Supplied material:
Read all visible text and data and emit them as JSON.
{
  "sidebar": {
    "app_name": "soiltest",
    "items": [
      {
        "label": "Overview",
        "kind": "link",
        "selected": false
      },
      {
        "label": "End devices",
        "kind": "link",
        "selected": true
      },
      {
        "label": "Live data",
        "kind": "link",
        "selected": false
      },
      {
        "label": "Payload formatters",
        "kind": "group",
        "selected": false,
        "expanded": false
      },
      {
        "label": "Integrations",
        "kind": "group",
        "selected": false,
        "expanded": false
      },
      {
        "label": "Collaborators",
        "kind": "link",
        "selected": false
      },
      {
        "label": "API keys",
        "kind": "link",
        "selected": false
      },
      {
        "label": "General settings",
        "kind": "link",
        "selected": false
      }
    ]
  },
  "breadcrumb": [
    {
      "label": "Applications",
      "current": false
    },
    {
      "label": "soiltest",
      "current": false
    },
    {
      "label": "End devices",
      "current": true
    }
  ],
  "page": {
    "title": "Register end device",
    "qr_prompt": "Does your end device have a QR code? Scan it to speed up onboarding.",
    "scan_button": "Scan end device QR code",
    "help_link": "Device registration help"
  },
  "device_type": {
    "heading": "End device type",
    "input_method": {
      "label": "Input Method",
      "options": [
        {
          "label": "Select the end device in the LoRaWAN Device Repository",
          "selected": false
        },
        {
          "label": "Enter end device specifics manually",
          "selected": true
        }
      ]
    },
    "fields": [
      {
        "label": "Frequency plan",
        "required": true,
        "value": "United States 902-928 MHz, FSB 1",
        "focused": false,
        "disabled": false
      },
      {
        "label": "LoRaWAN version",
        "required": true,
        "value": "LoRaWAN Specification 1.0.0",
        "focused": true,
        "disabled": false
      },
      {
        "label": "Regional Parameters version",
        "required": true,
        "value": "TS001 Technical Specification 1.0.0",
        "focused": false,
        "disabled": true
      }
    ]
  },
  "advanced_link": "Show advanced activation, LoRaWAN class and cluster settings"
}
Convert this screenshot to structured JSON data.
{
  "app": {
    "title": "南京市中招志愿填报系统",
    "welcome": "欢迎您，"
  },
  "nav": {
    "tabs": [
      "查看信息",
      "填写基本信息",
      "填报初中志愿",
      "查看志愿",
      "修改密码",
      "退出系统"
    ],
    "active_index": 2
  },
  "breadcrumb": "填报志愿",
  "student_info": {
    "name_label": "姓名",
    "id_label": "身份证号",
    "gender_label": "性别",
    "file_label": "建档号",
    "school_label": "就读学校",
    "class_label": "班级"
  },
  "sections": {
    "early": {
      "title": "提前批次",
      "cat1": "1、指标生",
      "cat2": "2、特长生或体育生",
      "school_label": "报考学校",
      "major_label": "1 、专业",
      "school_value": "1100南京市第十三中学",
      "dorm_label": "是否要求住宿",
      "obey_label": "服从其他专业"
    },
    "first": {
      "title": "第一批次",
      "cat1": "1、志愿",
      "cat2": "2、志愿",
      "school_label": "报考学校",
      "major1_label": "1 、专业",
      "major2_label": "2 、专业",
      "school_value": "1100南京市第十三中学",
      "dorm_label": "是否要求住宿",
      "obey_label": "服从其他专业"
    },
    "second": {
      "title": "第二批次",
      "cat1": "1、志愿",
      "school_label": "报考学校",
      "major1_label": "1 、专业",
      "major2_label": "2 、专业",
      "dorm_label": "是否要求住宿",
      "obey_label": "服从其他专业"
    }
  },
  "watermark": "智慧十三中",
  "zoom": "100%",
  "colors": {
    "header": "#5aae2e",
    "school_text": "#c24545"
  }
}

Written exercise:
Your task is to give the records above again, exactly.

Answer for this exercise:
Read all visible text and data and emit them as JSON.
{
  "sidebar": {
    "app_name": "soiltest",
    "items": [
      {
        "label": "Overview",
        "kind": "link",
        "selected": false
      },
      {
        "label": "End devices",
        "kind": "link",
        "selected": true
      },
      {
        "label": "Live data",
        "kind": "link",
        "selected": false
      },
      {
        "label": "Payload formatters",
        "kind": "group",
        "selected": false,
        "expanded": false
      },
      {
        "label": "Integrations",
        "kind": "group",
        "selected": false,
        "expanded": false
      },
      {
        "label": "Collaborators",
        "kind": "link",
        "selected": false
      },
      {
        "label": "API keys",
        "kind": "link",
        "selected": false
      },
      {
        "label": "General settings",
        "kind": "link",
        "selected": false
      }
    ]
  },
  "breadcrumb": [
    {
      "label": "Applications",
      "current": false
    },
    {
      "label": "soiltest",
      "current": false
    },
    {
      "label": "End devices",
      "current": true
    }
  ],
  "page": {
    "title": "Register end device",
    "qr_prompt": "Does your end device have a QR code? Scan it to speed up onboarding.",
    "scan_button": "Scan end device QR code",
    "help_link": "Device registration help"
  },
  "device_type": {
    "heading": "End device type",
    "input_method": {
      "label": "Input Method",
      "options": [
        {
          "label": "Select the end device in the LoRaWAN Device Repository",
          "selected": false
        },
        {
          "label": "Enter end device specifics manually",
          "selected": true
        }
      ]
    },
    "fields": [
      {
        "label": "Frequency plan",
        "required": true,
        "value": "United States 902-928 MHz, FSB 1",
        "focused": false,
        "disabled": false
      },
      {
        "label": "LoRaWAN version",
        "required": true,
        "value": "LoRaWAN Specification 1.0.0",
        "focused": true,
        "disabled": false
      },
      {
        "label": "Regional Parameters version",
        "required": true,
        "value": "TS001 Technical Specification 1.0.0",
        "focused": false,
        "disabled": true
      }
    ]
  },
  "advanced_link": "Show advanced activation, LoRaWAN class and cluster settings"
}
Convert this screenshot to structured JSON data.
{
  "app": {
    "title": "南京市中招志愿填报系统",
    "welcome": "欢迎您，"
  },
  "nav": {
    "tabs": [
      "查看信息",
      "填写基本信息",
      "填报初中志愿",
      "查看志愿",
      "修改密码",
      "退出系统"
    ],
    "active_index": 2
  },
  "breadcrumb": "填报志愿",
  "student_info": {
    "name_label": "姓名",
    "id_label": "身份证号",
    "gender_label": "性别",
    "file_label": "建档号",
    "school_label": "就读学校",
    "class_label": "班级"
  },
  "sections": {
    "early": {
      "title": "提前批次",
      "cat1": "1、指标生",
      "cat2": "2、特长生或体育生",
      "school_label": "报考学校",
      "major_label": "1 、专业",
      "school_value": "1100南京市第十三中学",
      "dorm_label": "是否要求住宿",
      "obey_label": "服从其他专业"
    },
    "first": {
      "title": "第一批次",
      "cat1": "1、志愿",
      "cat2": "2、志愿",
      "school_label": "报考学校",
      "major1_label": "1 、专业",
      "major2_label": "2 、专业",
      "school_value": "1100南京市第十三中学",
      "dorm_label": "是否要求住宿",
      "obey_label": "服从其他专业"
    },
    "second": {
      "title": "第二批次",
      "cat1": "1、志愿",
      "school_label": "报考学校",
      "major1_label": "1 、专业",
      "major2_label": "2 、专业",
      "dorm_label": "是否要求住宿",
      "obey_label": "服从其他专业"
    }
  },
  "watermark": "智慧十三中",
  "zoom": "100%",
  "colors": {
    "header": "#5aae2e",
    "school_text": "#c24545"
  }
}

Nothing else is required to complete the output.